§ **Given instruction**
Copy out all lines where "uztura" appears.
=== Material for this exercise ===
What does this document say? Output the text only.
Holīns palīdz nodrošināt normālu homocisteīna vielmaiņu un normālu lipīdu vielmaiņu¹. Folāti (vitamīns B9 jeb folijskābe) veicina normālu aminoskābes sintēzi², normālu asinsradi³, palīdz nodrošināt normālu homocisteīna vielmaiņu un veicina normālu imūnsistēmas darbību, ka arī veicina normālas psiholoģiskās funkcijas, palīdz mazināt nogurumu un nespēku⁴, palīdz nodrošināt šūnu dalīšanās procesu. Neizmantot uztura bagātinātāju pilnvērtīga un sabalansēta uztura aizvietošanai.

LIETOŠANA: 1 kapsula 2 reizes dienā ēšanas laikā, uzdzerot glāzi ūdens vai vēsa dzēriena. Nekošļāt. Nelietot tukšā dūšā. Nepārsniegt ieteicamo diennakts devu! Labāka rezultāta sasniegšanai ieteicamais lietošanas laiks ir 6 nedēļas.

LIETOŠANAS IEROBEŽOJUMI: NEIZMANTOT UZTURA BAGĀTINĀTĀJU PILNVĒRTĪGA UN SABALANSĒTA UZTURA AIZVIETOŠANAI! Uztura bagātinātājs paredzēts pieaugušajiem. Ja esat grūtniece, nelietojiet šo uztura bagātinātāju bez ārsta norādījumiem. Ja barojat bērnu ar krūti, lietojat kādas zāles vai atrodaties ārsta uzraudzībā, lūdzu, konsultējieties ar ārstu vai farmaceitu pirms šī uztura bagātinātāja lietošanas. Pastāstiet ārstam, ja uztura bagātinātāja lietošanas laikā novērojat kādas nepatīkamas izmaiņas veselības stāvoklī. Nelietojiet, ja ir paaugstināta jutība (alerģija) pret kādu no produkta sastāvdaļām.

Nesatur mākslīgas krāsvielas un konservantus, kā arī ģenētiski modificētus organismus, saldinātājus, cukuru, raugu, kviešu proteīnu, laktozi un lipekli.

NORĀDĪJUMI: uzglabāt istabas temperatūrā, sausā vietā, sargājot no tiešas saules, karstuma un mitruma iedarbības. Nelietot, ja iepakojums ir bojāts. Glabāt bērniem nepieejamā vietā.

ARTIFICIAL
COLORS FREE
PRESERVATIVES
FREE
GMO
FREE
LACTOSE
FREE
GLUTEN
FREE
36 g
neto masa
===
=== Material for this exercise ===
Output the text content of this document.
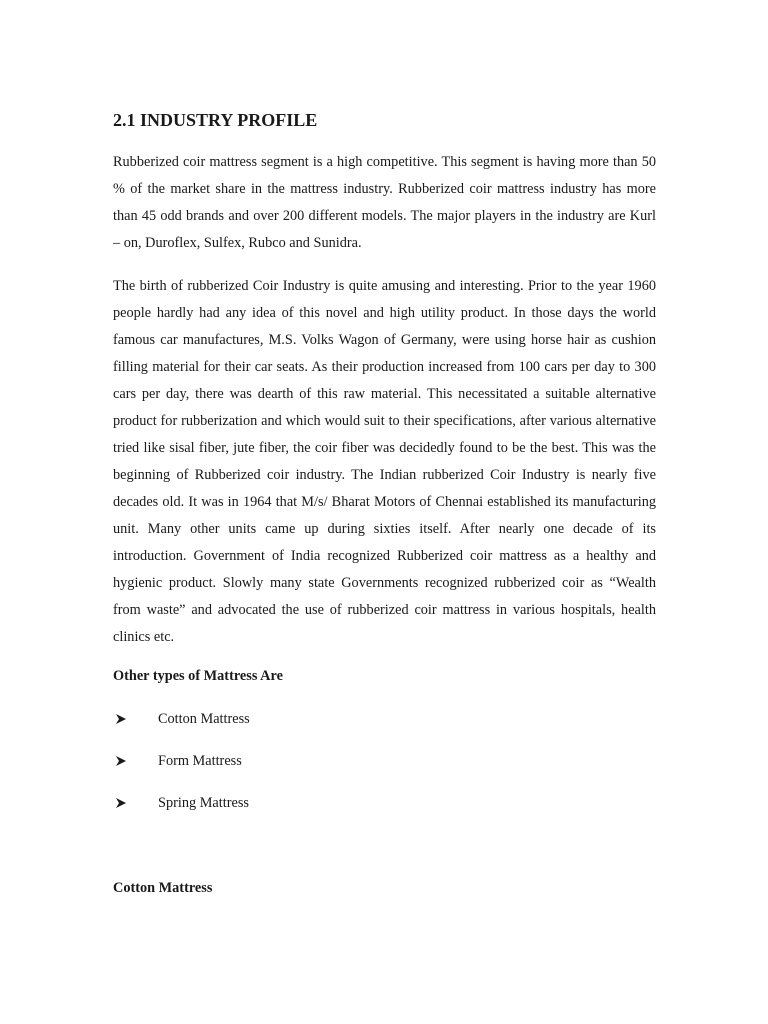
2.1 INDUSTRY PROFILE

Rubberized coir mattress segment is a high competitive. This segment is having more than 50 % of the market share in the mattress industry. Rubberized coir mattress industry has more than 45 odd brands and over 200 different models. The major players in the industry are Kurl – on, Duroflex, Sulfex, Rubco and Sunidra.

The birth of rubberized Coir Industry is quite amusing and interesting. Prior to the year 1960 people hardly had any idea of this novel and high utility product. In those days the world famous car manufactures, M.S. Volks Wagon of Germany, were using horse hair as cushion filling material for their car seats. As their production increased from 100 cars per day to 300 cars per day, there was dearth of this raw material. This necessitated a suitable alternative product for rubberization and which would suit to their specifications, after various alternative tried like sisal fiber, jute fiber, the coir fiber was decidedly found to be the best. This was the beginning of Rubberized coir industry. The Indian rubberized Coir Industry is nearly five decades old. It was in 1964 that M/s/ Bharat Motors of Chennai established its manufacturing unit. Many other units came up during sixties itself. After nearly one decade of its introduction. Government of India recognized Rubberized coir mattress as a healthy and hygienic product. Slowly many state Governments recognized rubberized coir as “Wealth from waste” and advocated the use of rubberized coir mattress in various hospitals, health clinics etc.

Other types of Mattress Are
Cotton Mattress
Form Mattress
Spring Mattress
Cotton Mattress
===
§ **Correct answer**
Holīns palīdz nodrošināt normālu homocisteīna vielmaiņu un normālu lipīdu vielmaiņu¹. Folāti (vitamīns B9 jeb folijskābe) veicina normālu aminoskābes sintēzi², normālu asinsradi³, palīdz nodrošināt normālu homocisteīna vielmaiņu un veicina normālu imūnsistēmas darbību, ka arī veicina normālas psiholoģiskās funkcijas, palīdz mazināt nogurumu un nespēku⁴, palīdz nodrošināt šūnu dalīšanās procesu. Neizmantot uztura bagātinātāju pilnvērtīga un sabalansēta uztura aizvietošanai.
LIETOŠANAS IEROBEŽOJUMI: NEIZMANTOT UZTURA BAGĀTINĀTĀJU PILNVĒRTĪGA UN SABALANSĒTA UZTURA AIZVIETOŠANAI! Uztura bagātinātājs paredzēts pieaugušajiem. Ja esat grūtniece, nelietojiet šo uztura bagātinātāju bez ārsta norādījumiem. Ja barojat bērnu ar krūti, lietojat kādas zāles vai atrodaties ārsta uzraudzībā, lūdzu, konsultējieties ar ārstu vai farmaceitu pirms šī uztura bagātinātāja lietošanas. Pastāstiet ārstam, ja uztura bagātinātāja lietošanas laikā novērojat kādas nepatīkamas izmaiņas veselības stāvoklī. Nelietojiet, ja ir paaugstināta jutība (alerģija) pret kādu no produkta sastāvdaļām.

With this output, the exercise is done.